Give an exact copy of every line, leaving images out.
- - - - -
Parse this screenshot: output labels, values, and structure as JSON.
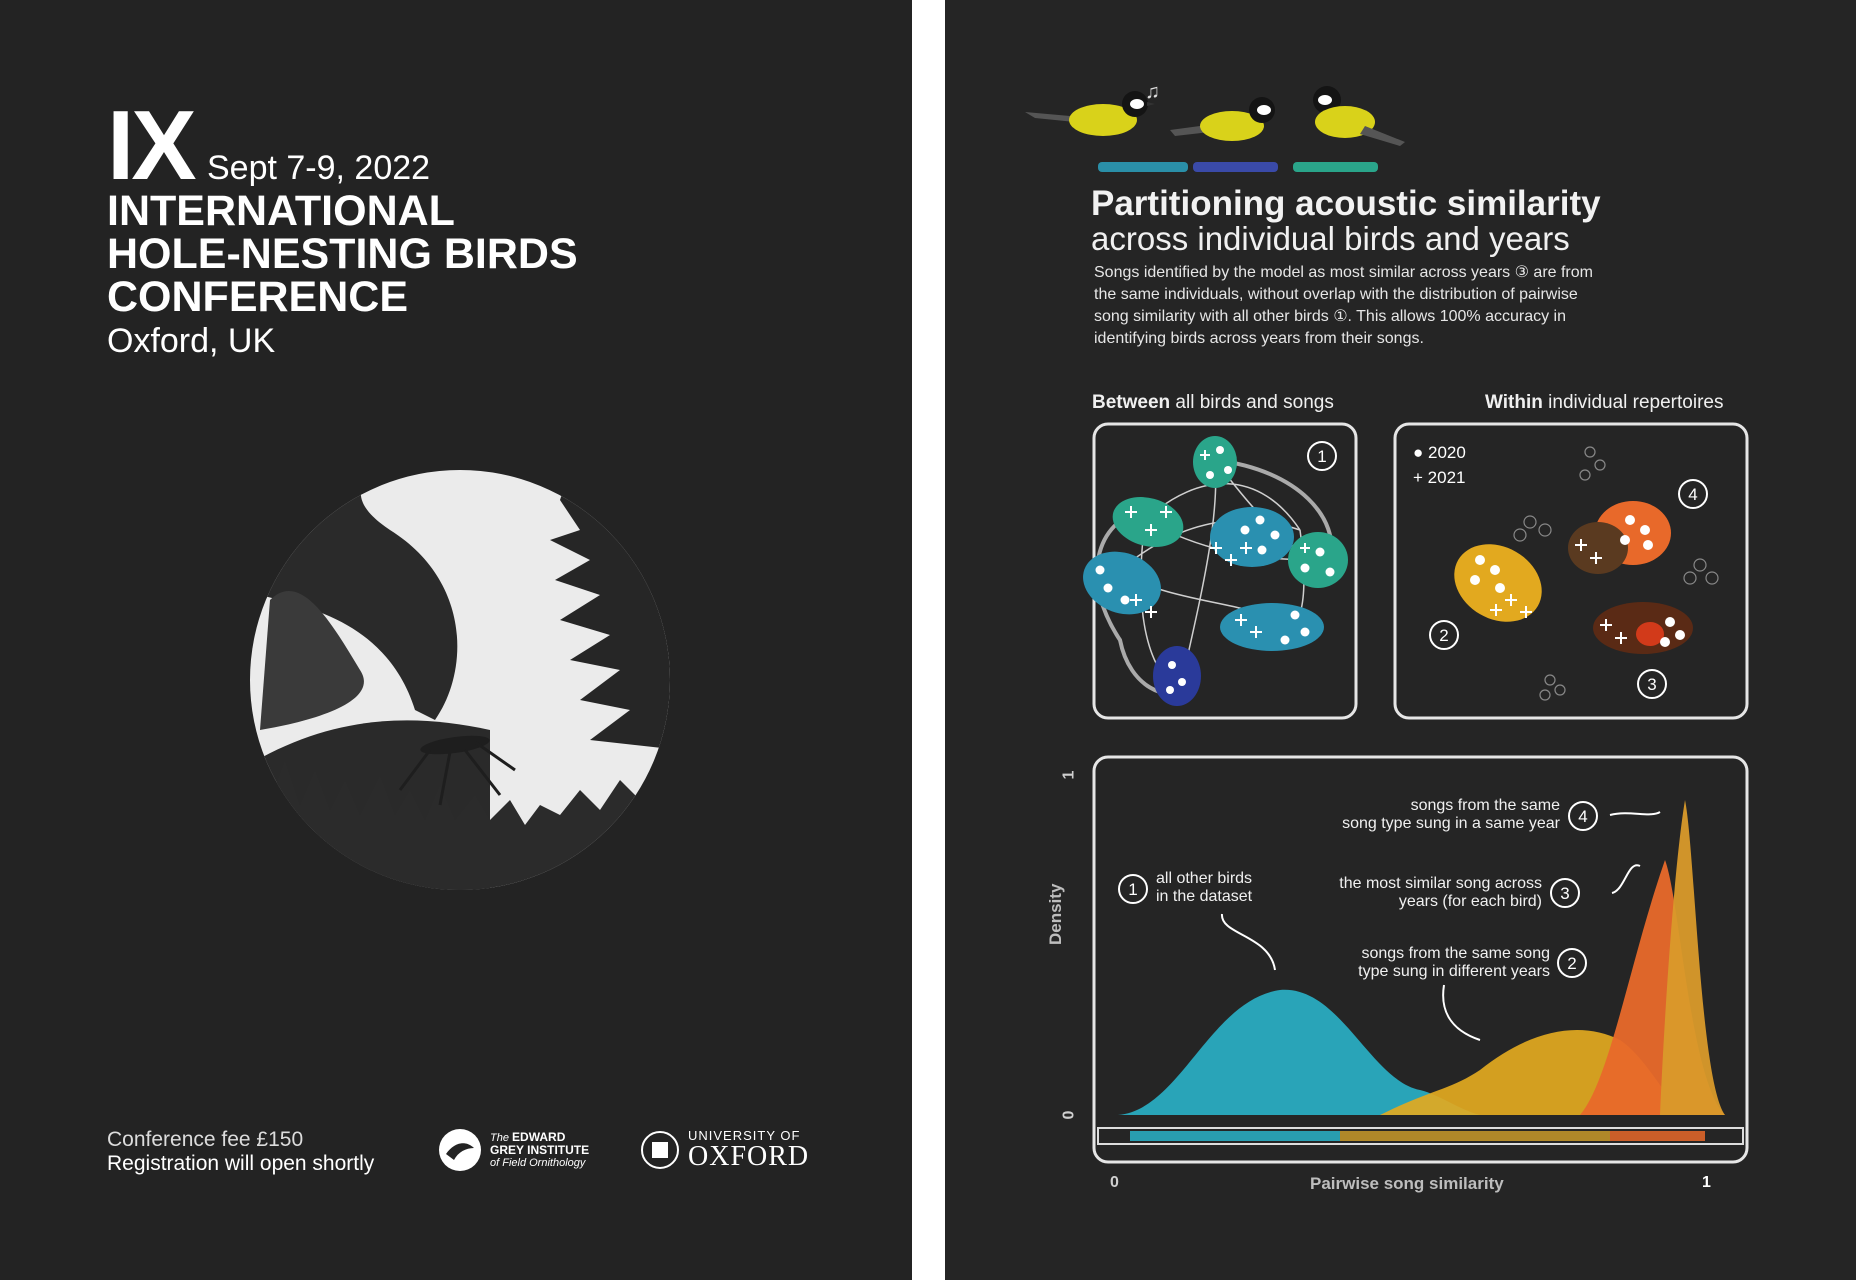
{
  "left_poster": {
    "edition": "IX",
    "dates": "Sept 7-9, 2022",
    "title_lines": [
      "INTERNATIONAL",
      "HOLE-NESTING BIRDS",
      "CONFERENCE"
    ],
    "location": "Oxford, UK",
    "fee": "Conference fee £150",
    "registration": "Registration will open shortly",
    "logo_egi": {
      "line1_prefix": "The",
      "line1": "EDWARD",
      "line2": "GREY INSTITUTE",
      "line3": "of Field Ornithology"
    },
    "logo_oxford": {
      "small": "UNIVERSITY OF",
      "big": "OXFORD"
    }
  },
  "right_poster": {
    "title_line1": "Partitioning acoustic similarity",
    "title_line2": "across individual birds and years",
    "description": "Songs identified by the model as most similar across years ③ are from the same individuals, without overlap with the distribution of pairwise song similarity with all other birds ①. This allows 100% accuracy in identifying birds across years from their songs.",
    "between_label_bold": "Between",
    "between_label_rest": " all birds and songs",
    "within_label_bold": "Within",
    "within_label_rest": " individual repertoires",
    "legend": [
      {
        "symbol": "●",
        "label": "2020"
      },
      {
        "symbol": "+",
        "label": "2021"
      }
    ],
    "circled": {
      "one": "1",
      "two": "2",
      "three": "3",
      "four": "4"
    },
    "annotations": {
      "a4_line1": "songs from the same",
      "a4_line2": "song type sung in a same year",
      "a3_line1": "the most similar song across",
      "a3_line2": "years (for each bird)",
      "a2_line1": "songs from the same song",
      "a2_line2": "type sung in different years",
      "a1_line1": "all other birds",
      "a1_line2": "in the dataset"
    },
    "axis": {
      "y_label": "Density",
      "y_top": "1",
      "y_bottom": "0",
      "x_label": "Pairwise song similarity",
      "x_left": "0",
      "x_right": "1"
    },
    "colors": {
      "teal": "#2ab3c9",
      "yellow": "#e2a91f",
      "orange": "#e8692a",
      "amber": "#d99a2a",
      "green": "#2aa58a",
      "blue": "#2a3a9a"
    }
  }
}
- - - - -
§ SOLUTION TO THIS PROBLEM:
Parse this screenshot: output labels, values, and structure as JSON.
{
  "left_poster": {
    "edition": "IX",
    "dates": "Sept 7-9, 2022",
    "title_lines": [
      "INTERNATIONAL",
      "HOLE-NESTING BIRDS",
      "CONFERENCE"
    ],
    "location": "Oxford, UK",
    "fee": "Conference fee £150",
    "registration": "Registration will open shortly",
    "logo_egi": {
      "line1_prefix": "The",
      "line1": "EDWARD",
      "line2": "GREY INSTITUTE",
      "line3": "of Field Ornithology"
    },
    "logo_oxford": {
      "small": "UNIVERSITY OF",
      "big": "OXFORD"
    }
  },
  "right_poster": {
    "title_line1": "Partitioning acoustic similarity",
    "title_line2": "across individual birds and years",
    "description": "Songs identified by the model as most similar across years ③ are from the same individuals, without overlap with the distribution of pairwise song similarity with all other birds ①. This allows 100% accuracy in identifying birds across years from their songs.",
    "between_label_bold": "Between",
    "between_label_rest": " all birds and songs",
    "within_label_bold": "Within",
    "within_label_rest": " individual repertoires",
    "legend": [
      {
        "symbol": "●",
        "label": "2020"
      },
      {
        "symbol": "+",
        "label": "2021"
      }
    ],
    "circled": {
      "one": "1",
      "two": "2",
      "three": "3",
      "four": "4"
    },
    "annotations": {
      "a4_line1": "songs from the same",
      "a4_line2": "song type sung in a same year",
      "a3_line1": "the most similar song across",
      "a3_line2": "years (for each bird)",
      "a2_line1": "songs from the same song",
      "a2_line2": "type sung in different years",
      "a1_line1": "all other birds",
      "a1_line2": "in the dataset"
    },
    "axis": {
      "y_label": "Density",
      "y_top": "1",
      "y_bottom": "0",
      "x_label": "Pairwise song similarity",
      "x_left": "0",
      "x_right": "1"
    },
    "colors": {
      "teal": "#2ab3c9",
      "yellow": "#e2a91f",
      "orange": "#e8692a",
      "amber": "#d99a2a",
      "green": "#2aa58a",
      "blue": "#2a3a9a"
    }
  }
}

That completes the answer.